AIM OF THE EXERCISE: Reproduce every entry exactly.
==== PROVIDED MATERIAL ====
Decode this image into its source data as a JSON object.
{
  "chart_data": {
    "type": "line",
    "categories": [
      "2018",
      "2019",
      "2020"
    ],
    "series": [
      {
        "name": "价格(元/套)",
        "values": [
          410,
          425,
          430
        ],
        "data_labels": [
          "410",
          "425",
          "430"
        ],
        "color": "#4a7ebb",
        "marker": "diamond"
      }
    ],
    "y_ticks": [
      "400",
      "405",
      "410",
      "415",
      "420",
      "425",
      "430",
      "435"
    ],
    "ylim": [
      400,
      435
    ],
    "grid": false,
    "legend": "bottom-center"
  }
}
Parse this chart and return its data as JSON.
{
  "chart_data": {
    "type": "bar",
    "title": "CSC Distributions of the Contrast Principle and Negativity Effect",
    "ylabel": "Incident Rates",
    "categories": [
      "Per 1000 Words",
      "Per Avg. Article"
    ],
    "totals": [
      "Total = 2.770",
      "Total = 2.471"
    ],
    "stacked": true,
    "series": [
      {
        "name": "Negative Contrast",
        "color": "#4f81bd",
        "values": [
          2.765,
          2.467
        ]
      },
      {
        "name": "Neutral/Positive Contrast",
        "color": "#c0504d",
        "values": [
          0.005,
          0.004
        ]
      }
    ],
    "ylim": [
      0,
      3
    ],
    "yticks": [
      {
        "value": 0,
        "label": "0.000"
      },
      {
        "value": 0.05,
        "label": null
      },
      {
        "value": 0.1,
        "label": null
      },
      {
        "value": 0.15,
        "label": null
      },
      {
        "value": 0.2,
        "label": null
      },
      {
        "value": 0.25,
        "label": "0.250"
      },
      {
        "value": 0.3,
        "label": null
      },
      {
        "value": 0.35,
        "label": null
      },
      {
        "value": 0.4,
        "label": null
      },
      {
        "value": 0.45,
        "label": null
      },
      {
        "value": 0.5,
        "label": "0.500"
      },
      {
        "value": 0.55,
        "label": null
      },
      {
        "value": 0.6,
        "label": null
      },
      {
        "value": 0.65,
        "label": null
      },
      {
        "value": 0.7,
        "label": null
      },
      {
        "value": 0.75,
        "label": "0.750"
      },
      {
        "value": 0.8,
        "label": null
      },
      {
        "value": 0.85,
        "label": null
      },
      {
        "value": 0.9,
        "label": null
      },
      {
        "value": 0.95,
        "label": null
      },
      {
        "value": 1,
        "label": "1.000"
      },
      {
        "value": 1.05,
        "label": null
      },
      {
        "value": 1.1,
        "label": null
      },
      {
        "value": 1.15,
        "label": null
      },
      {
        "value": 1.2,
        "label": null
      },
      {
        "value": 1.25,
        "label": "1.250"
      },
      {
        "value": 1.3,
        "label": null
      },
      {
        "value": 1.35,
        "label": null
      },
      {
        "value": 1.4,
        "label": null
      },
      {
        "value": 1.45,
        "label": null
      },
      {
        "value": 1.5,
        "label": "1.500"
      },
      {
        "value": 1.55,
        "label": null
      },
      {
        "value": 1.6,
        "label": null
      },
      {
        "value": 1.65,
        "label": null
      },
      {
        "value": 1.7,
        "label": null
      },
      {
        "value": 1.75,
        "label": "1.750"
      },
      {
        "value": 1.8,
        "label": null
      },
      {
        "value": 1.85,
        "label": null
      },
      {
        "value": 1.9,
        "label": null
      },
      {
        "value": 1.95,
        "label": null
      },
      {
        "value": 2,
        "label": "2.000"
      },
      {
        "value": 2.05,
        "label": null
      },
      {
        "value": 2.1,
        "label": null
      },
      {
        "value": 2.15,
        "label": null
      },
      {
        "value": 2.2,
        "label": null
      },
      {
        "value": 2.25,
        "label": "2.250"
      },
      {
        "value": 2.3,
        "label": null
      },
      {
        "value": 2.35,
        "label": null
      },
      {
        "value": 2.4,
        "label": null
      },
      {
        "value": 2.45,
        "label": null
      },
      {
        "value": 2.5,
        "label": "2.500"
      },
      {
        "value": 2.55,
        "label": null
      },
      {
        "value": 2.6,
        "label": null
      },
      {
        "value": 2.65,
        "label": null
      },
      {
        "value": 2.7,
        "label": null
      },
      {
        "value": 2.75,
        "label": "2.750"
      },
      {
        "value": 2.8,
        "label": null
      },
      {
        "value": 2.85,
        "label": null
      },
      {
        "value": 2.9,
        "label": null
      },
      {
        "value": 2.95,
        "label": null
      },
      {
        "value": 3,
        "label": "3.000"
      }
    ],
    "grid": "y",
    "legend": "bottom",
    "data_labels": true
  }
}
====
REPLY TO THE EXERCISE:
Decode this image into its source data as a JSON object.
{
  "chart_data": {
    "type": "line",
    "categories": [
      "2018",
      "2019",
      "2020"
    ],
    "series": [
      {
        "name": "价格(元/套)",
        "values": [
          410,
          425,
          430
        ],
        "data_labels": [
          "410",
          "425",
          "430"
        ],
        "color": "#4a7ebb",
        "marker": "diamond"
      }
    ],
    "y_ticks": [
      "400",
      "405",
      "410",
      "415",
      "420",
      "425",
      "430",
      "435"
    ],
    "ylim": [
      400,
      435
    ],
    "grid": false,
    "legend": "bottom-center"
  }
}
Parse this chart and return its data as JSON.
{
  "chart_data": {
    "type": "bar",
    "title": "CSC Distributions of the Contrast Principle and Negativity Effect",
    "ylabel": "Incident Rates",
    "categories": [
      "Per 1000 Words",
      "Per Avg. Article"
    ],
    "totals": [
      "Total = 2.770",
      "Total = 2.471"
    ],
    "stacked": true,
    "series": [
      {
        "name": "Negative Contrast",
        "color": "#4f81bd",
        "values": [
          2.765,
          2.467
        ]
      },
      {
        "name": "Neutral/Positive Contrast",
        "color": "#c0504d",
        "values": [
          0.005,
          0.004
        ]
      }
    ],
    "ylim": [
      0,
      3
    ],
    "yticks": [
      {
        "value": 0,
        "label": "0.000"
      },
      {
        "value": 0.05,
        "label": null
      },
      {
        "value": 0.1,
        "label": null
      },
      {
        "value": 0.15,
        "label": null
      },
      {
        "value": 0.2,
        "label": null
      },
      {
        "value": 0.25,
        "label": "0.250"
      },
      {
        "value": 0.3,
        "label": null
      },
      {
        "value": 0.35,
        "label": null
      },
      {
        "value": 0.4,
        "label": null
      },
      {
        "value": 0.45,
        "label": null
      },
      {
        "value": 0.5,
        "label": "0.500"
      },
      {
        "value": 0.55,
        "label": null
      },
      {
        "value": 0.6,
        "label": null
      },
      {
        "value": 0.65,
        "label": null
      },
      {
        "value": 0.7,
        "label": null
      },
      {
        "value": 0.75,
        "label": "0.750"
      },
      {
        "value": 0.8,
        "label": null
      },
      {
        "value": 0.85,
        "label": null
      },
      {
        "value": 0.9,
        "label": null
      },
      {
        "value": 0.95,
        "label": null
      },
      {
        "value": 1,
        "label": "1.000"
      },
      {
        "value": 1.05,
        "label": null
      },
      {
        "value": 1.1,
        "label": null
      },
      {
        "value": 1.15,
        "label": null
      },
      {
        "value": 1.2,
        "label": null
      },
      {
        "value": 1.25,
        "label": "1.250"
      },
      {
        "value": 1.3,
        "label": null
      },
      {
        "value": 1.35,
        "label": null
      },
      {
        "value": 1.4,
        "label": null
      },
      {
        "value": 1.45,
        "label": null
      },
      {
        "value": 1.5,
        "label": "1.500"
      },
      {
        "value": 1.55,
        "label": null
      },
      {
        "value": 1.6,
        "label": null
      },
      {
        "value": 1.65,
        "label": null
      },
      {
        "value": 1.7,
        "label": null
      },
      {
        "value": 1.75,
        "label": "1.750"
      },
      {
        "value": 1.8,
        "label": null
      },
      {
        "value": 1.85,
        "label": null
      },
      {
        "value": 1.9,
        "label": null
      },
      {
        "value": 1.95,
        "label": null
      },
      {
        "value": 2,
        "label": "2.000"
      },
      {
        "value": 2.05,
        "label": null
      },
      {
        "value": 2.1,
        "label": null
      },
      {
        "value": 2.15,
        "label": null
      },
      {
        "value": 2.2,
        "label": null
      },
      {
        "value": 2.25,
        "label": "2.250"
      },
      {
        "value": 2.3,
        "label": null
      },
      {
        "value": 2.35,
        "label": null
      },
      {
        "value": 2.4,
        "label": null
      },
      {
        "value": 2.45,
        "label": null
      },
      {
        "value": 2.5,
        "label": "2.500"
      },
      {
        "value": 2.55,
        "label": null
      },
      {
        "value": 2.6,
        "label": null
      },
      {
        "value": 2.65,
        "label": null
      },
      {
        "value": 2.7,
        "label": null
      },
      {
        "value": 2.75,
        "label": "2.750"
      },
      {
        "value": 2.8,
        "label": null
      },
      {
        "value": 2.85,
        "label": null
      },
      {
        "value": 2.9,
        "label": null
      },
      {
        "value": 2.95,
        "label": null
      },
      {
        "value": 3,
        "label": "3.000"
      }
    ],
    "grid": "y",
    "legend": "bottom",
    "data_labels": true
  }
}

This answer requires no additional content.